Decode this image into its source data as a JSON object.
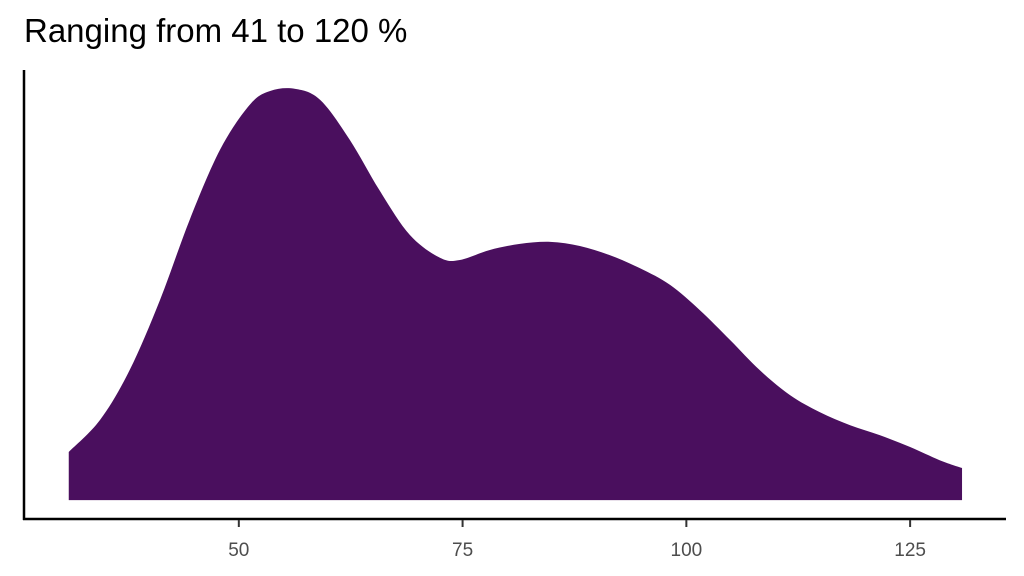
{
  "chart_data": {
    "type": "area",
    "title": "Ranging from 41 to 120 %",
    "xlabel": "",
    "ylabel": "",
    "fill_color": "#4A0F5E",
    "xlim": [
      26.0,
      135.6
    ],
    "ylim": [
      -0.046,
      1.046
    ],
    "x_ticks": [
      50,
      75,
      100,
      125
    ],
    "y_ticks": [],
    "grid": false,
    "x": [
      31.0,
      34.5,
      37.8,
      41.2,
      44.5,
      47.9,
      51.2,
      53.5,
      56.3,
      59.1,
      62.4,
      65.7,
      69.1,
      72.5,
      74.7,
      78.0,
      81.4,
      84.8,
      88.1,
      91.4,
      94.8,
      98.2,
      101.5,
      104.9,
      108.2,
      111.6,
      114.9,
      118.3,
      121.6,
      125.0,
      128.3,
      130.8
    ],
    "y": [
      0.117,
      0.195,
      0.316,
      0.487,
      0.681,
      0.852,
      0.961,
      0.995,
      1.0,
      0.973,
      0.876,
      0.754,
      0.645,
      0.589,
      0.584,
      0.608,
      0.623,
      0.628,
      0.618,
      0.596,
      0.564,
      0.523,
      0.462,
      0.389,
      0.316,
      0.255,
      0.214,
      0.182,
      0.158,
      0.129,
      0.097,
      0.078
    ]
  }
}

---*---

■ INSTRUCTION
Every entry above is to be set down exactly; the pictures are to be left out.

■ EXERCISE SOLUTION
Decode this image into its source data as a JSON object.
{
  "chart_data": {
    "type": "area",
    "title": "Ranging from 41 to 120 %",
    "xlabel": "",
    "ylabel": "",
    "fill_color": "#4A0F5E",
    "xlim": [
      26.0,
      135.6
    ],
    "ylim": [
      -0.046,
      1.046
    ],
    "x_ticks": [
      50,
      75,
      100,
      125
    ],
    "y_ticks": [],
    "grid": false,
    "x": [
      31.0,
      34.5,
      37.8,
      41.2,
      44.5,
      47.9,
      51.2,
      53.5,
      56.3,
      59.1,
      62.4,
      65.7,
      69.1,
      72.5,
      74.7,
      78.0,
      81.4,
      84.8,
      88.1,
      91.4,
      94.8,
      98.2,
      101.5,
      104.9,
      108.2,
      111.6,
      114.9,
      118.3,
      121.6,
      125.0,
      128.3,
      130.8
    ],
    "y": [
      0.117,
      0.195,
      0.316,
      0.487,
      0.681,
      0.852,
      0.961,
      0.995,
      1.0,
      0.973,
      0.876,
      0.754,
      0.645,
      0.589,
      0.584,
      0.608,
      0.623,
      0.628,
      0.618,
      0.596,
      0.564,
      0.523,
      0.462,
      0.389,
      0.316,
      0.255,
      0.214,
      0.182,
      0.158,
      0.129,
      0.097,
      0.078
    ]
  }
}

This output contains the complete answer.